[GOAL OF THE EXERCISE] Repeat every record below exactly, but leave out any pictures.

[DATA LINES]

···

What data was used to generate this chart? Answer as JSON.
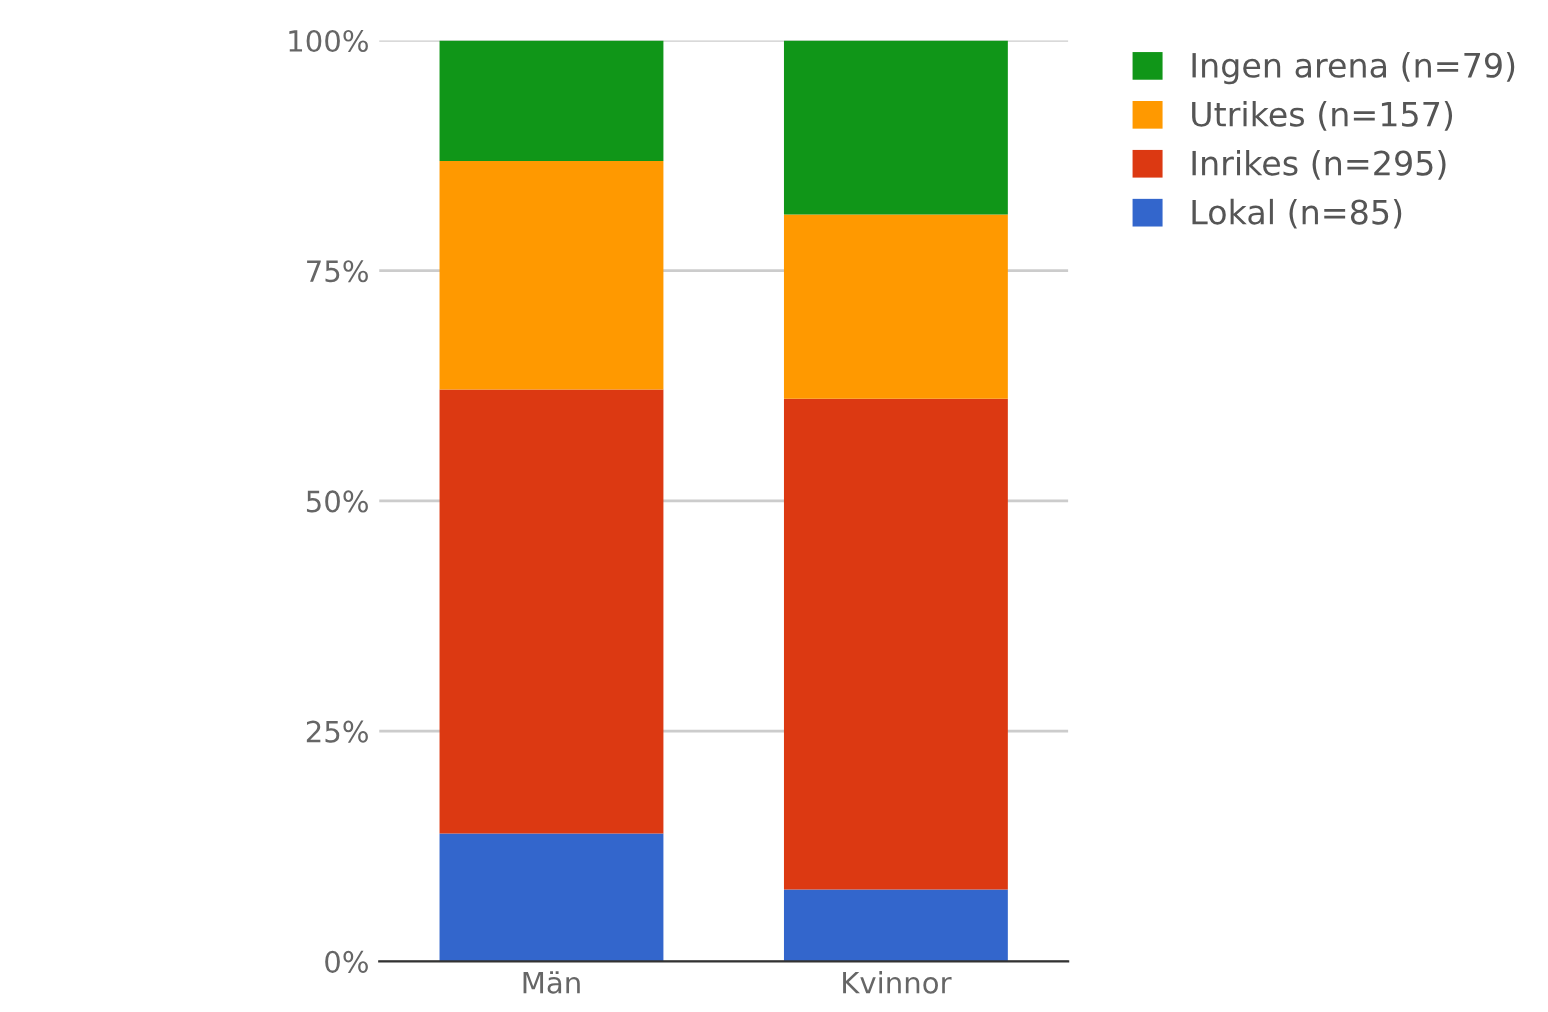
{
  "chart_data": {
    "type": "bar",
    "stacked": true,
    "categories": [
      "Män",
      "Kvinnor"
    ],
    "series": [
      {
        "name": "Lokal (n=85)",
        "color": "#3366cc",
        "values": [
          13.9,
          7.8
        ]
      },
      {
        "name": "Inrikes (n=295)",
        "color": "#dc3912",
        "values": [
          48.2,
          53.3
        ]
      },
      {
        "name": "Utrikes (n=157)",
        "color": "#ff9900",
        "values": [
          24.8,
          20.0
        ]
      },
      {
        "name": "Ingen arena (n=79)",
        "color": "#109618",
        "values": [
          13.1,
          18.9
        ]
      }
    ],
    "ylim": [
      0,
      100
    ],
    "yticks": [
      {
        "value": 0,
        "label": "0%"
      },
      {
        "value": 25,
        "label": "25%"
      },
      {
        "value": 50,
        "label": "50%"
      },
      {
        "value": 75,
        "label": "75%"
      },
      {
        "value": 100,
        "label": "100%"
      }
    ],
    "grid": "y",
    "legend": "right"
  }
}
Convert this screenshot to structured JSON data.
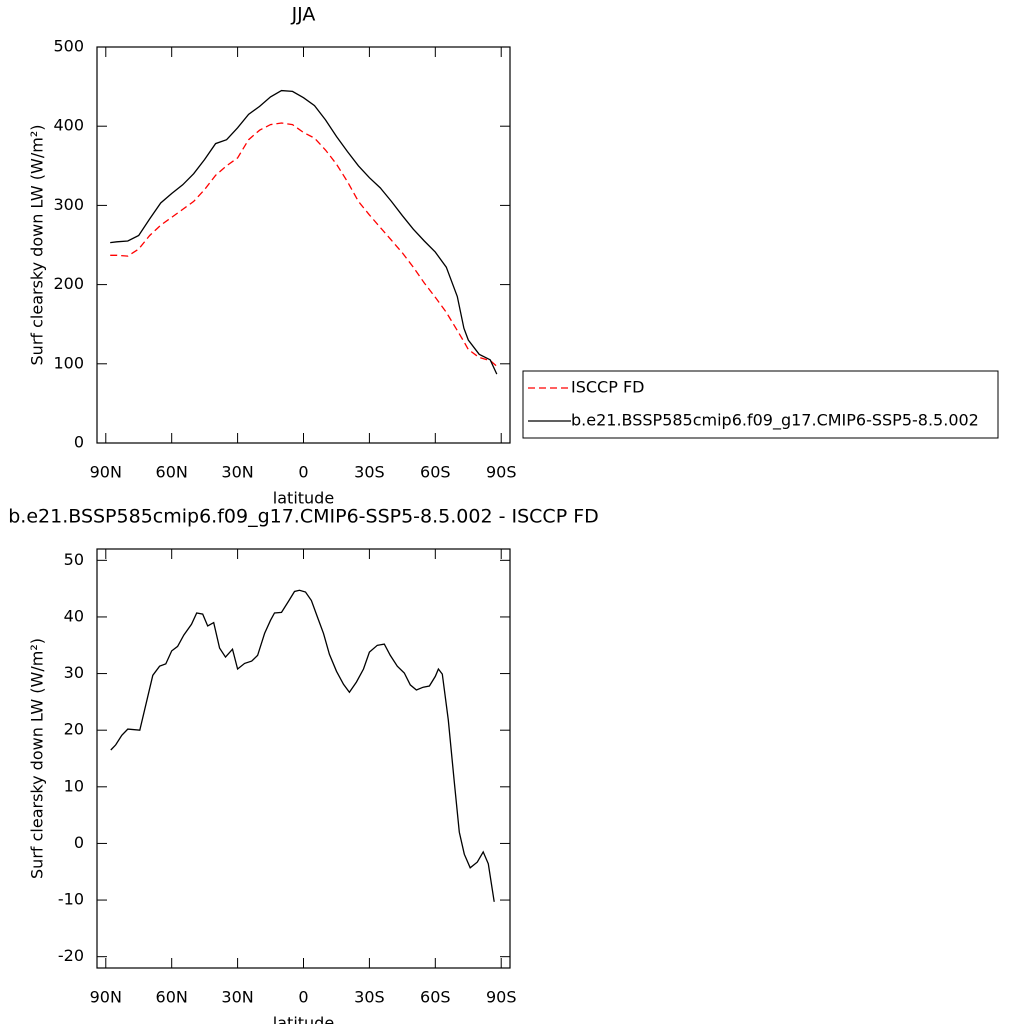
{
  "chart_data": [
    {
      "type": "line",
      "title": "JJA",
      "x_label": "latitude",
      "y_label": "Surf clearsky down LW (W/m²)",
      "x": [
        88,
        85,
        80,
        75,
        70,
        65,
        60,
        55,
        50,
        45,
        40,
        35,
        30,
        25,
        20,
        15,
        10,
        5,
        0,
        -5,
        -10,
        -15,
        -20,
        -25,
        -30,
        -35,
        -40,
        -45,
        -50,
        -55,
        -60,
        -65,
        -70,
        -73,
        -75,
        -80,
        -85,
        -88
      ],
      "series": [
        {
          "name": "ISCCP FD",
          "color": "#ff0000",
          "line_style": "dashed",
          "values": [
            237,
            237,
            236,
            245,
            262,
            275,
            285,
            295,
            305,
            320,
            338,
            350,
            360,
            383,
            395,
            402,
            404,
            402,
            392,
            385,
            370,
            352,
            330,
            305,
            288,
            272,
            256,
            240,
            222,
            202,
            184,
            165,
            142,
            128,
            118,
            108,
            104,
            97
          ]
        },
        {
          "name": "b.e21.BSSP585cmip6.f09_g17.CMIP6-SSP5-8.5.002",
          "color": "#000000",
          "line_style": "solid",
          "values": [
            253,
            254,
            255,
            262,
            283,
            303,
            315,
            326,
            340,
            358,
            378,
            383,
            398,
            415,
            425,
            437,
            445,
            444,
            436,
            426,
            408,
            387,
            368,
            350,
            335,
            322,
            305,
            287,
            270,
            255,
            241,
            222,
            185,
            145,
            130,
            112,
            105,
            87
          ]
        }
      ],
      "xlim": [
        94,
        -94
      ],
      "ylim": [
        0,
        500
      ],
      "xticks": [
        {
          "value": 90,
          "label": "90N"
        },
        {
          "value": 60,
          "label": "60N"
        },
        {
          "value": 30,
          "label": "30N"
        },
        0,
        {
          "value": -30,
          "label": "30S"
        },
        {
          "value": -60,
          "label": "60S"
        },
        {
          "value": -90,
          "label": "90S"
        }
      ],
      "yticks": [
        0,
        100,
        200,
        300,
        400,
        500
      ],
      "legend": "outside-right"
    },
    {
      "type": "line",
      "title": "b.e21.BSSP585cmip6.f09_g17.CMIP6-SSP5-8.5.002 - ISCCP FD",
      "x_label": "latitude",
      "y_label": "Surf clearsky down LW (W/m²)",
      "x": [
        87.7,
        85.5,
        82.7,
        80,
        74.5,
        68.6,
        65.5,
        62.7,
        60,
        57.3,
        54.5,
        51,
        48.6,
        45.9,
        43.6,
        40.9,
        38.2,
        35.5,
        32.3,
        30,
        26.8,
        23.6,
        20.9,
        17.7,
        15,
        13.2,
        10,
        6.8,
        4.1,
        1.8,
        -0.9,
        -3.6,
        -6.4,
        -9.1,
        -11.8,
        -15,
        -18.2,
        -20.9,
        -24.1,
        -27.3,
        -30,
        -33.6,
        -36.8,
        -39.5,
        -42.7,
        -45.9,
        -48.6,
        -51.4,
        -54.5,
        -57.3,
        -60,
        -61.4,
        -63.2,
        -65.9,
        -68.6,
        -70.9,
        -73.2,
        -75.9,
        -79.1,
        -81.8,
        -84.1,
        -86.8
      ],
      "series": [
        {
          "name": null,
          "color": "#000000",
          "line_style": "solid",
          "values": [
            16.5,
            17.4,
            19.1,
            20.2,
            20,
            29.7,
            31.3,
            31.7,
            34,
            34.8,
            36.8,
            38.7,
            40.7,
            40.5,
            38.4,
            39,
            34.5,
            32.9,
            34.3,
            30.8,
            31.8,
            32.2,
            33.2,
            37.1,
            39.4,
            40.7,
            40.8,
            42.8,
            44.5,
            44.7,
            44.4,
            42.9,
            39.9,
            37.1,
            33.4,
            30.4,
            28.1,
            26.7,
            28.5,
            30.8,
            33.8,
            35,
            35.2,
            33.2,
            31.3,
            30.1,
            28,
            27.1,
            27.6,
            27.8,
            29.5,
            30.8,
            29.9,
            21.8,
            11,
            2,
            -1.9,
            -4.3,
            -3.3,
            -1.5,
            -3.6,
            -10.3
          ]
        }
      ],
      "xlim": [
        94,
        -94
      ],
      "ylim": [
        -22,
        52
      ],
      "xticks": [
        {
          "value": 90,
          "label": "90N"
        },
        {
          "value": 60,
          "label": "60N"
        },
        {
          "value": 30,
          "label": "30N"
        },
        0,
        {
          "value": -30,
          "label": "30S"
        },
        {
          "value": -60,
          "label": "60S"
        },
        {
          "value": -90,
          "label": "90S"
        }
      ],
      "yticks": [
        -20,
        -10,
        0,
        10,
        20,
        30,
        40,
        50
      ]
    }
  ]
}
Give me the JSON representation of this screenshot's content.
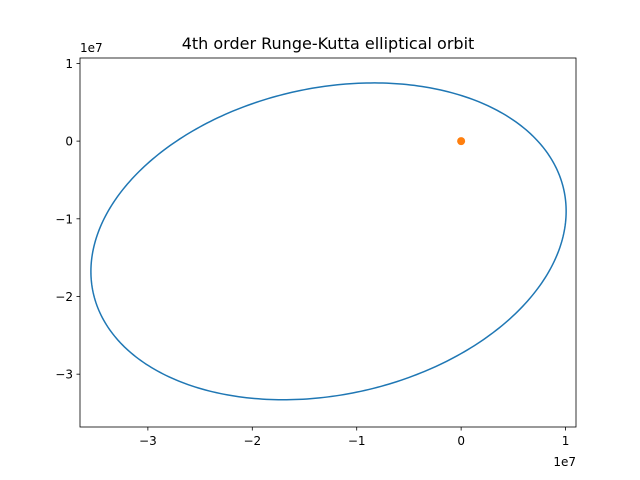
{
  "chart_data": {
    "type": "line",
    "title": "4th order Runge-Kutta elliptical orbit",
    "xlabel": "",
    "ylabel": "",
    "xlim": [
      -36500000,
      11000000
    ],
    "ylim": [
      -36800000,
      10700000
    ],
    "x_ticks": [
      -30000000,
      -20000000,
      -10000000,
      0,
      10000000
    ],
    "x_tick_labels": [
      "−3",
      "−2",
      "−1",
      "0",
      "1"
    ],
    "y_ticks": [
      -30000000,
      -20000000,
      -10000000,
      0,
      10000000
    ],
    "y_tick_labels": [
      "−3",
      "−2",
      "−1",
      "0",
      "1"
    ],
    "x_offset_label": "1e7",
    "y_offset_label": "1e7",
    "grid": false,
    "series": [
      {
        "type": "ellipse-orbit",
        "color": "#1f77b4",
        "center": [
          -12700000,
          -12900000
        ],
        "semi_major": 23850000,
        "semi_minor": 19100000,
        "rotation_deg": 30
      },
      {
        "type": "scatter",
        "color": "#ff7f0e",
        "points": [
          [
            0,
            0
          ]
        ]
      }
    ]
  }
}
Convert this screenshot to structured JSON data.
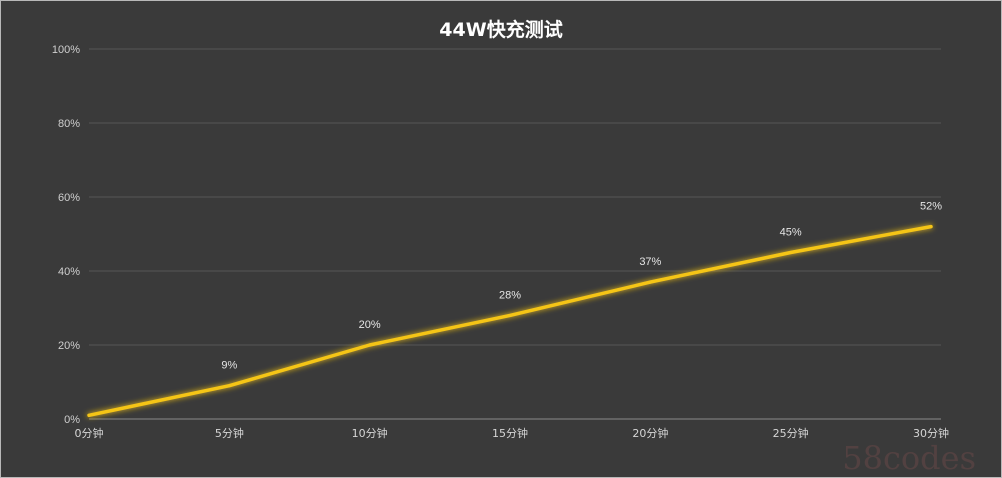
{
  "chart_data": {
    "type": "line",
    "title": "44W快充测试",
    "categories": [
      "0分钟",
      "5分钟",
      "10分钟",
      "15分钟",
      "20分钟",
      "25分钟",
      "30分钟"
    ],
    "series": [
      {
        "values": [
          1,
          9,
          20,
          28,
          37,
          45,
          52
        ],
        "data_labels": [
          "",
          "9%",
          "20%",
          "28%",
          "37%",
          "45%",
          "52%"
        ],
        "color": "#f5c518"
      }
    ],
    "y_ticks": [
      "0%",
      "20%",
      "40%",
      "60%",
      "80%",
      "100%"
    ],
    "ylim": [
      0,
      100
    ],
    "grid": true,
    "background": "#3a3a3a"
  },
  "watermark": "58codes"
}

···

[TASK RESULT]
What data was used to generate this chart? Answer as JSON.
{
  "chart_data": {
    "type": "bar",
    "stacked": true,
    "categories": [
      "Män",
      "Kvinnor"
    ],
    "series": [
      {
        "name": "Lokal (n=85)",
        "color": "#3366cc",
        "values": [
          13.9,
          7.8
        ]
      },
      {
        "name": "Inrikes (n=295)",
        "color": "#dc3912",
        "values": [
          48.2,
          53.3
        ]
      },
      {
        "name": "Utrikes (n=157)",
        "color": "#ff9900",
        "values": [
          24.8,
          20.0
        ]
      },
      {
        "name": "Ingen arena (n=79)",
        "color": "#109618",
        "values": [
          13.1,
          18.9
        ]
      }
    ],
    "ylim": [
      0,
      100
    ],
    "yticks": [
      {
        "value": 0,
        "label": "0%"
      },
      {
        "value": 25,
        "label": "25%"
      },
      {
        "value": 50,
        "label": "50%"
      },
      {
        "value": 75,
        "label": "75%"
      },
      {
        "value": 100,
        "label": "100%"
      }
    ],
    "grid": "y",
    "legend": "right"
  }
}
Convert this screenshot to structured JSON data.
{
  "chart_data": [
    {
      "type": "line",
      "title": "JJA",
      "x_label": "latitude",
      "y_label": "Surf clearsky down LW (W/m²)",
      "x": [
        88,
        85,
        80,
        75,
        70,
        65,
        60,
        55,
        50,
        45,
        40,
        35,
        30,
        25,
        20,
        15,
        10,
        5,
        0,
        -5,
        -10,
        -15,
        -20,
        -25,
        -30,
        -35,
        -40,
        -45,
        -50,
        -55,
        -60,
        -65,
        -70,
        -73,
        -75,
        -80,
        -85,
        -88
      ],
      "series": [
        {
          "name": "ISCCP FD",
          "color": "#ff0000",
          "line_style": "dashed",
          "values": [
            237,
            237,
            236,
            245,
            262,
            275,
            285,
            295,
            305,
            320,
            338,
            350,
            360,
            383,
            395,
            402,
            404,
            402,
            392,
            385,
            370,
            352,
            330,
            305,
            288,
            272,
            256,
            240,
            222,
            202,
            184,
            165,
            142,
            128,
            118,
            108,
            104,
            97
          ]
        },
        {
          "name": "b.e21.BSSP585cmip6.f09_g17.CMIP6-SSP5-8.5.002",
          "color": "#000000",
          "line_style": "solid",
          "values": [
            253,
            254,
            255,
            262,
            283,
            303,
            315,
            326,
            340,
            358,
            378,
            383,
            398,
            415,
            425,
            437,
            445,
            444,
            436,
            426,
            408,
            387,
            368,
            350,
            335,
            322,
            305,
            287,
            270,
            255,
            241,
            222,
            185,
            145,
            130,
            112,
            105,
            87
          ]
        }
      ],
      "xlim": [
        94,
        -94
      ],
      "ylim": [
        0,
        500
      ],
      "xticks": [
        {
          "value": 90,
          "label": "90N"
        },
        {
          "value": 60,
          "label": "60N"
        },
        {
          "value": 30,
          "label": "30N"
        },
        0,
        {
          "value": -30,
          "label": "30S"
        },
        {
          "value": -60,
          "label": "60S"
        },
        {
          "value": -90,
          "label": "90S"
        }
      ],
      "yticks": [
        0,
        100,
        200,
        300,
        400,
        500
      ],
      "legend": "outside-right"
    },
    {
      "type": "line",
      "title": "b.e21.BSSP585cmip6.f09_g17.CMIP6-SSP5-8.5.002 - ISCCP FD",
      "x_label": "latitude",
      "y_label": "Surf clearsky down LW (W/m²)",
      "x": [
        87.7,
        85.5,
        82.7,
        80,
        74.5,
        68.6,
        65.5,
        62.7,
        60,
        57.3,
        54.5,
        51,
        48.6,
        45.9,
        43.6,
        40.9,
        38.2,
        35.5,
        32.3,
        30,
        26.8,
        23.6,
        20.9,
        17.7,
        15,
        13.2,
        10,
        6.8,
        4.1,
        1.8,
        -0.9,
        -3.6,
        -6.4,
        -9.1,
        -11.8,
        -15,
        -18.2,
        -20.9,
        -24.1,
        -27.3,
        -30,
        -33.6,
        -36.8,
        -39.5,
        -42.7,
        -45.9,
        -48.6,
        -51.4,
        -54.5,
        -57.3,
        -60,
        -61.4,
        -63.2,
        -65.9,
        -68.6,
        -70.9,
        -73.2,
        -75.9,
        -79.1,
        -81.8,
        -84.1,
        -86.8
      ],
      "series": [
        {
          "name": null,
          "color": "#000000",
          "line_style": "solid",
          "values": [
            16.5,
            17.4,
            19.1,
            20.2,
            20,
            29.7,
            31.3,
            31.7,
            34,
            34.8,
            36.8,
            38.7,
            40.7,
            40.5,
            38.4,
            39,
            34.5,
            32.9,
            34.3,
            30.8,
            31.8,
            32.2,
            33.2,
            37.1,
            39.4,
            40.7,
            40.8,
            42.8,
            44.5,
            44.7,
            44.4,
            42.9,
            39.9,
            37.1,
            33.4,
            30.4,
            28.1,
            26.7,
            28.5,
            30.8,
            33.8,
            35,
            35.2,
            33.2,
            31.3,
            30.1,
            28,
            27.1,
            27.6,
            27.8,
            29.5,
            30.8,
            29.9,
            21.8,
            11,
            2,
            -1.9,
            -4.3,
            -3.3,
            -1.5,
            -3.6,
            -10.3
          ]
        }
      ],
      "xlim": [
        94,
        -94
      ],
      "ylim": [
        -22,
        52
      ],
      "xticks": [
        {
          "value": 90,
          "label": "90N"
        },
        {
          "value": 60,
          "label": "60N"
        },
        {
          "value": 30,
          "label": "30N"
        },
        0,
        {
          "value": -30,
          "label": "30S"
        },
        {
          "value": -60,
          "label": "60S"
        },
        {
          "value": -90,
          "label": "90S"
        }
      ],
      "yticks": [
        -20,
        -10,
        0,
        10,
        20,
        30,
        40,
        50
      ]
    }
  ]
}
Give me the JSON representation of this screenshot's content.
{
  "chart_data": {
    "type": "line",
    "title": "4th order Runge-Kutta elliptical orbit",
    "xlabel": "",
    "ylabel": "",
    "xlim": [
      -36500000,
      11000000
    ],
    "ylim": [
      -36800000,
      10700000
    ],
    "x_ticks": [
      -30000000,
      -20000000,
      -10000000,
      0,
      10000000
    ],
    "x_tick_labels": [
      "−3",
      "−2",
      "−1",
      "0",
      "1"
    ],
    "y_ticks": [
      -30000000,
      -20000000,
      -10000000,
      0,
      10000000
    ],
    "y_tick_labels": [
      "−3",
      "−2",
      "−1",
      "0",
      "1"
    ],
    "x_offset_label": "1e7",
    "y_offset_label": "1e7",
    "grid": false,
    "series": [
      {
        "type": "ellipse-orbit",
        "color": "#1f77b4",
        "center": [
          -12700000,
          -12900000
        ],
        "semi_major": 23850000,
        "semi_minor": 19100000,
        "rotation_deg": 30
      },
      {
        "type": "scatter",
        "color": "#ff7f0e",
        "points": [
          [
            0,
            0
          ]
        ]
      }
    ]
  }
}
Convert this screenshot to structured JSON data.
{
  "chart_data": {
    "type": "line",
    "title": "44W快充测试",
    "categories": [
      "0分钟",
      "5分钟",
      "10分钟",
      "15分钟",
      "20分钟",
      "25分钟",
      "30分钟"
    ],
    "series": [
      {
        "values": [
          1,
          9,
          20,
          28,
          37,
          45,
          52
        ],
        "data_labels": [
          "",
          "9%",
          "20%",
          "28%",
          "37%",
          "45%",
          "52%"
        ],
        "color": "#f5c518"
      }
    ],
    "y_ticks": [
      "0%",
      "20%",
      "40%",
      "60%",
      "80%",
      "100%"
    ],
    "ylim": [
      0,
      100
    ],
    "grid": true,
    "background": "#3a3a3a"
  },
  "watermark": "58codes"
}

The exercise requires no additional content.